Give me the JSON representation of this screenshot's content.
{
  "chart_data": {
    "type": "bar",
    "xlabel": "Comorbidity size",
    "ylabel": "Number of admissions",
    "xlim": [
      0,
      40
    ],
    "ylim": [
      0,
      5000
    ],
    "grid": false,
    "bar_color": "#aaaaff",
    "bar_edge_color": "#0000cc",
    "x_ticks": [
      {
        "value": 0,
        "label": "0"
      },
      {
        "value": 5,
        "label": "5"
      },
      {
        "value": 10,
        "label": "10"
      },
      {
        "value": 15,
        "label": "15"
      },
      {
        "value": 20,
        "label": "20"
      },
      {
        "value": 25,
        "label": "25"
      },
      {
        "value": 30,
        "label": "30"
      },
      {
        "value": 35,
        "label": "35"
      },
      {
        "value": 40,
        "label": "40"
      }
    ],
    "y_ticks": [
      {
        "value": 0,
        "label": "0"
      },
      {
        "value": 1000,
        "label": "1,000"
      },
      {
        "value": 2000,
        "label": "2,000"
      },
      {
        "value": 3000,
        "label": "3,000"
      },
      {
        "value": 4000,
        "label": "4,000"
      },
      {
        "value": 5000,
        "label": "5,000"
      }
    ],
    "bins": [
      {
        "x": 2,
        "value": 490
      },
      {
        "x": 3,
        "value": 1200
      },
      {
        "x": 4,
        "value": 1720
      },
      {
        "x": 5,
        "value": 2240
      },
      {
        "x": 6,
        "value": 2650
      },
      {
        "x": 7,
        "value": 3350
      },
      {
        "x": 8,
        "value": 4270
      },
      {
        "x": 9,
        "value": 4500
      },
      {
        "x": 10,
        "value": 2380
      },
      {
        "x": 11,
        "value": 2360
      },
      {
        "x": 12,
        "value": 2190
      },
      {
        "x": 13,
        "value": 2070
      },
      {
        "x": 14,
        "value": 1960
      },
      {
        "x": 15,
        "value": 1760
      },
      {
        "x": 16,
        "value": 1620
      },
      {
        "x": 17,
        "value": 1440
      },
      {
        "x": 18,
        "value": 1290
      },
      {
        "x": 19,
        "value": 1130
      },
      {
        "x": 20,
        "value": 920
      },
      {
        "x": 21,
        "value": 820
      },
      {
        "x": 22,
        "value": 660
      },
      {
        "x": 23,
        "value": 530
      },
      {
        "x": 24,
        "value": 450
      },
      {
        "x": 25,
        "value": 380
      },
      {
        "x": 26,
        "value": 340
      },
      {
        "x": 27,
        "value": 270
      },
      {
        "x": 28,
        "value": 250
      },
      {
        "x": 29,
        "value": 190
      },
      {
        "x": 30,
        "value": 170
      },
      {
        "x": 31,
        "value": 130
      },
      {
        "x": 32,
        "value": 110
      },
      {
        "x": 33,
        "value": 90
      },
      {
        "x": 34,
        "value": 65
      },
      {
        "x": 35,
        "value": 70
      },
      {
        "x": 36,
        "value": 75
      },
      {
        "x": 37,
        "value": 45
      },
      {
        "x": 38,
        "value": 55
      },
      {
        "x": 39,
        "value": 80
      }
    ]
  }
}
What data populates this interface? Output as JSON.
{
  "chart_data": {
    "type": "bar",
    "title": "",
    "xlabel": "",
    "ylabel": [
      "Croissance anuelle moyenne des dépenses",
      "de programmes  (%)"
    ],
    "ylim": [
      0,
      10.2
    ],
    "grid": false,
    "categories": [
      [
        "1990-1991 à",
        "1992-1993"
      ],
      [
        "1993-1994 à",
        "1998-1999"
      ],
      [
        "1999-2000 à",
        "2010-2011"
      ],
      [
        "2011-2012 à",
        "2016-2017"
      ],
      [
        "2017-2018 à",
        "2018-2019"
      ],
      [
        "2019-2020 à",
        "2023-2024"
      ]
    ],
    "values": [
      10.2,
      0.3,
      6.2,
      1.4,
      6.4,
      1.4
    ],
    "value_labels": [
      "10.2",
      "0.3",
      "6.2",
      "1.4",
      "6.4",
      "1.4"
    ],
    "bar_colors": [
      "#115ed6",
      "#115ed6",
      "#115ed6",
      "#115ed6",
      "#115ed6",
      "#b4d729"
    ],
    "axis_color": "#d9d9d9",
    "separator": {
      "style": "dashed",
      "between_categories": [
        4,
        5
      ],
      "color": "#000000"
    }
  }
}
========================================================================
- **Task instructions**:
The records above should be repeated in full, exactly as given.

- **Right answer**:
Give me the JSON representation of this screenshot's content.
{
  "chart_data": {
    "type": "bar",
    "xlabel": "Comorbidity size",
    "ylabel": "Number of admissions",
    "xlim": [
      0,
      40
    ],
    "ylim": [
      0,
      5000
    ],
    "grid": false,
    "bar_color": "#aaaaff",
    "bar_edge_color": "#0000cc",
    "x_ticks": [
      {
        "value": 0,
        "label": "0"
      },
      {
        "value": 5,
        "label": "5"
      },
      {
        "value": 10,
        "label": "10"
      },
      {
        "value": 15,
        "label": "15"
      },
      {
        "value": 20,
        "label": "20"
      },
      {
        "value": 25,
        "label": "25"
      },
      {
        "value": 30,
        "label": "30"
      },
      {
        "value": 35,
        "label": "35"
      },
      {
        "value": 40,
        "label": "40"
      }
    ],
    "y_ticks": [
      {
        "value": 0,
        "label": "0"
      },
      {
        "value": 1000,
        "label": "1,000"
      },
      {
        "value": 2000,
        "label": "2,000"
      },
      {
        "value": 3000,
        "label": "3,000"
      },
      {
        "value": 4000,
        "label": "4,000"
      },
      {
        "value": 5000,
        "label": "5,000"
      }
    ],
    "bins": [
      {
        "x": 2,
        "value": 490
      },
      {
        "x": 3,
        "value": 1200
      },
      {
        "x": 4,
        "value": 1720
      },
      {
        "x": 5,
        "value": 2240
      },
      {
        "x": 6,
        "value": 2650
      },
      {
        "x": 7,
        "value": 3350
      },
      {
        "x": 8,
        "value": 4270
      },
      {
        "x": 9,
        "value": 4500
      },
      {
        "x": 10,
        "value": 2380
      },
      {
        "x": 11,
        "value": 2360
      },
      {
        "x": 12,
        "value": 2190
      },
      {
        "x": 13,
        "value": 2070
      },
      {
        "x": 14,
        "value": 1960
      },
      {
        "x": 15,
        "value": 1760
      },
      {
        "x": 16,
        "value": 1620
      },
      {
        "x": 17,
        "value": 1440
      },
      {
        "x": 18,
        "value": 1290
      },
      {
        "x": 19,
        "value": 1130
      },
      {
        "x": 20,
        "value": 920
      },
      {
        "x": 21,
        "value": 820
      },
      {
        "x": 22,
        "value": 660
      },
      {
        "x": 23,
        "value": 530
      },
      {
        "x": 24,
        "value": 450
      },
      {
        "x": 25,
        "value": 380
      },
      {
        "x": 26,
        "value": 340
      },
      {
        "x": 27,
        "value": 270
      },
      {
        "x": 28,
        "value": 250
      },
      {
        "x": 29,
        "value": 190
      },
      {
        "x": 30,
        "value": 170
      },
      {
        "x": 31,
        "value": 130
      },
      {
        "x": 32,
        "value": 110
      },
      {
        "x": 33,
        "value": 90
      },
      {
        "x": 34,
        "value": 65
      },
      {
        "x": 35,
        "value": 70
      },
      {
        "x": 36,
        "value": 75
      },
      {
        "x": 37,
        "value": 45
      },
      {
        "x": 38,
        "value": 55
      },
      {
        "x": 39,
        "value": 80
      }
    ]
  }
}
What data populates this interface? Output as JSON.
{
  "chart_data": {
    "type": "bar",
    "title": "",
    "xlabel": "",
    "ylabel": [
      "Croissance anuelle moyenne des dépenses",
      "de programmes  (%)"
    ],
    "ylim": [
      0,
      10.2
    ],
    "grid": false,
    "categories": [
      [
        "1990-1991 à",
        "1992-1993"
      ],
      [
        "1993-1994 à",
        "1998-1999"
      ],
      [
        "1999-2000 à",
        "2010-2011"
      ],
      [
        "2011-2012 à",
        "2016-2017"
      ],
      [
        "2017-2018 à",
        "2018-2019"
      ],
      [
        "2019-2020 à",
        "2023-2024"
      ]
    ],
    "values": [
      10.2,
      0.3,
      6.2,
      1.4,
      6.4,
      1.4
    ],
    "value_labels": [
      "10.2",
      "0.3",
      "6.2",
      "1.4",
      "6.4",
      "1.4"
    ],
    "bar_colors": [
      "#115ed6",
      "#115ed6",
      "#115ed6",
      "#115ed6",
      "#115ed6",
      "#b4d729"
    ],
    "axis_color": "#d9d9d9",
    "separator": {
      "style": "dashed",
      "between_categories": [
        4,
        5
      ],
      "color": "#000000"
    }
  }
}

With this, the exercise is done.